**CHALLENGE:** Locate every line in the records below that holds the word "keine" and return each one.
---------------
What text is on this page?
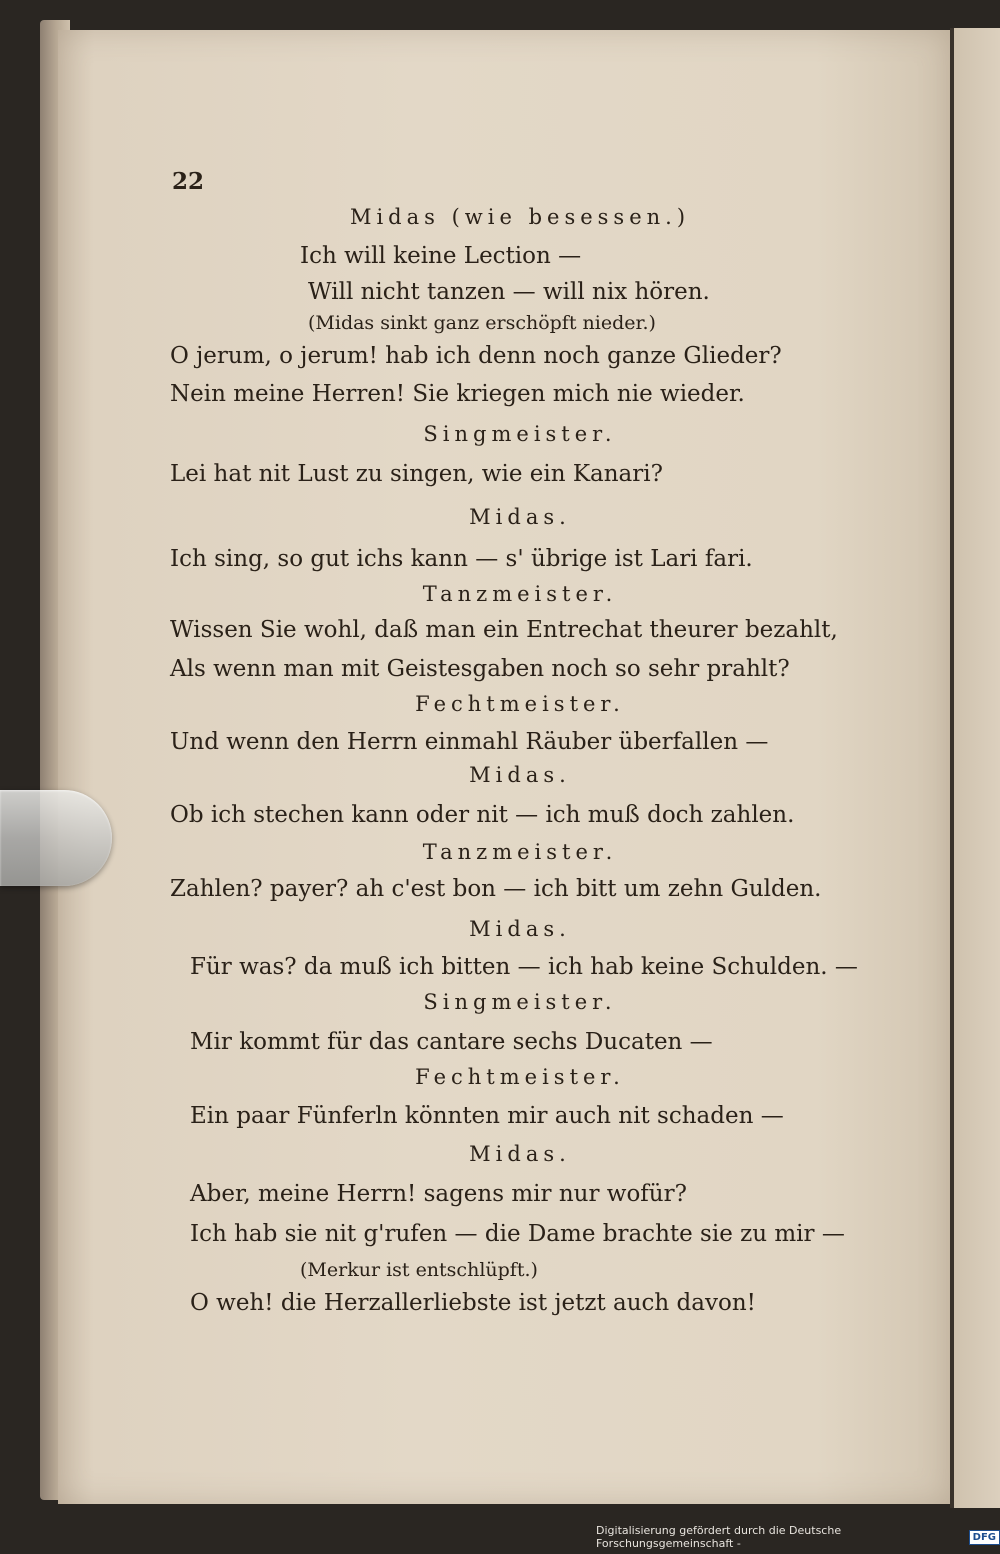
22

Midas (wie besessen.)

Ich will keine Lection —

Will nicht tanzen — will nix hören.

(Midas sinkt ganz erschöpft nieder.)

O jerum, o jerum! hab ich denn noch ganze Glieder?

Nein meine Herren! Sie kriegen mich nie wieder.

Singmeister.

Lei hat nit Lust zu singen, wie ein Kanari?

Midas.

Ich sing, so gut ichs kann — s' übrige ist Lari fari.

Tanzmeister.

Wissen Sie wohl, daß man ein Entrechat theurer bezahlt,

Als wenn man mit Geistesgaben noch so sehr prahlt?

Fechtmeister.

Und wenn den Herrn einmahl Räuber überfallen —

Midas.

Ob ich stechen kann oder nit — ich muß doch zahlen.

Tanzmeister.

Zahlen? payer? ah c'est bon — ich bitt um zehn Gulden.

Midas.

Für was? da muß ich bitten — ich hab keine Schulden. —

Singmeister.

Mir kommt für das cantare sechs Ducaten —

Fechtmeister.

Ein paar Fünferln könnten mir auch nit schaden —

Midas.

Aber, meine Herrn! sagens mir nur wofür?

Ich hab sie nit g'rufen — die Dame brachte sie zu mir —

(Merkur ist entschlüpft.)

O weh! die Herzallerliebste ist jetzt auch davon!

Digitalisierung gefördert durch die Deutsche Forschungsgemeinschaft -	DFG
---------------
**REPLY TO THE EXERCISE:**
Ich will keine Lection —
Für was? da muß ich bitten — ich hab keine Schulden. —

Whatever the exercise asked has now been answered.